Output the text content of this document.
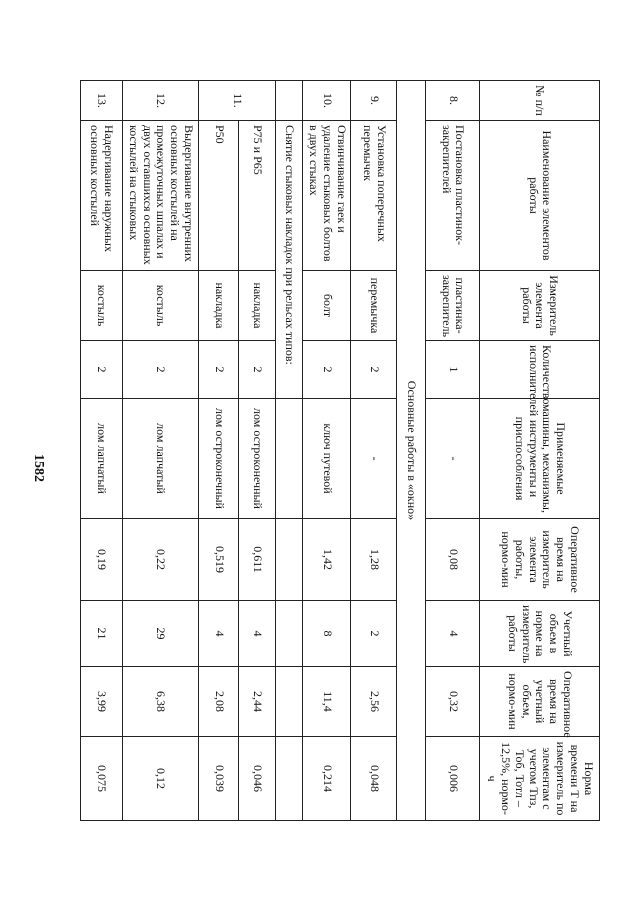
1582
№ п/п	Наименование элементов работы	Измеритель элемента работы	Количество исполнителей	Применяемые машины, механизмы, инструменты и приспособления	Оперативное время на измеритель элемента работы, нормо-мин	Учетный объем в норме на измеритель работы	Оперативное время на учетный объем, нормо-мин	Норма времени Т на измеритель по элементам с учетом Тпз, Тоб, Тотл – 12,5%, нормо-ч
8.	Постановка пластинок-закрепителей	пластинка-закрепитель	1	-	0,08	4	0,32	0,006
Основные работы в «окно»								
9.	Установка поперечных перемычек	перемычка	2	-	1,28	2	2,56	0,048
10.	Отвинчивание гаек и удаление стыковых болтов в двух стыках	болт	2	ключ путевой	1,42	8	11,4	0,214
	Снятие стыковых накладок при рельсах типов:							
11.	Р75 и Р65	накладка	2	лом остроконечный	0,611	4	2,44	0,046
	Р50	накладка	2	лом остроконечный	0,519	4	2,08	0,039
12.	Выдергивание внутренних основных костылей на промежуточных шпалах и двух оставшихся основных костылей на стыковых	костыль	2	лом лапчатый	0,22	29	6,38	0,12
13.	Надергивание наружных основных костылей	костыль	2	лом лапчатый	0,19	21	3,99	0,075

Task details: Set down the lines of the records above exactly, apart from the pictures.

Output of the exercise:
Output the text content of this document.
1582
№ п/п	Наименование элементов работы	Измеритель элемента работы	Количество исполнителей	Применяемые машины, механизмы, инструменты и приспособления	Оперативное время на измеритель элемента работы, нормо-мин	Учетный объем в норме на измеритель работы	Оперативное время на учетный объем, нормо-мин	Норма времени Т на измеритель по элементам с учетом Тпз, Тоб, Тотл – 12,5%, нормо-ч
8.	Постановка пластинок-закрепителей	пластинка-закрепитель	1	-	0,08	4	0,32	0,006
Основные работы в «окно»								
9.	Установка поперечных перемычек	перемычка	2	-	1,28	2	2,56	0,048
10.	Отвинчивание гаек и удаление стыковых болтов в двух стыках	болт	2	ключ путевой	1,42	8	11,4	0,214
	Снятие стыковых накладок при рельсах типов:							
11.	Р75 и Р65	накладка	2	лом остроконечный	0,611	4	2,44	0,046
	Р50	накладка	2	лом остроконечный	0,519	4	2,08	0,039
12.	Выдергивание внутренних основных костылей на промежуточных шпалах и двух оставшихся основных костылей на стыковых	костыль	2	лом лапчатый	0,22	29	6,38	0,12
13.	Надергивание наружных основных костылей	костыль	2	лом лапчатый	0,19	21	3,99	0,075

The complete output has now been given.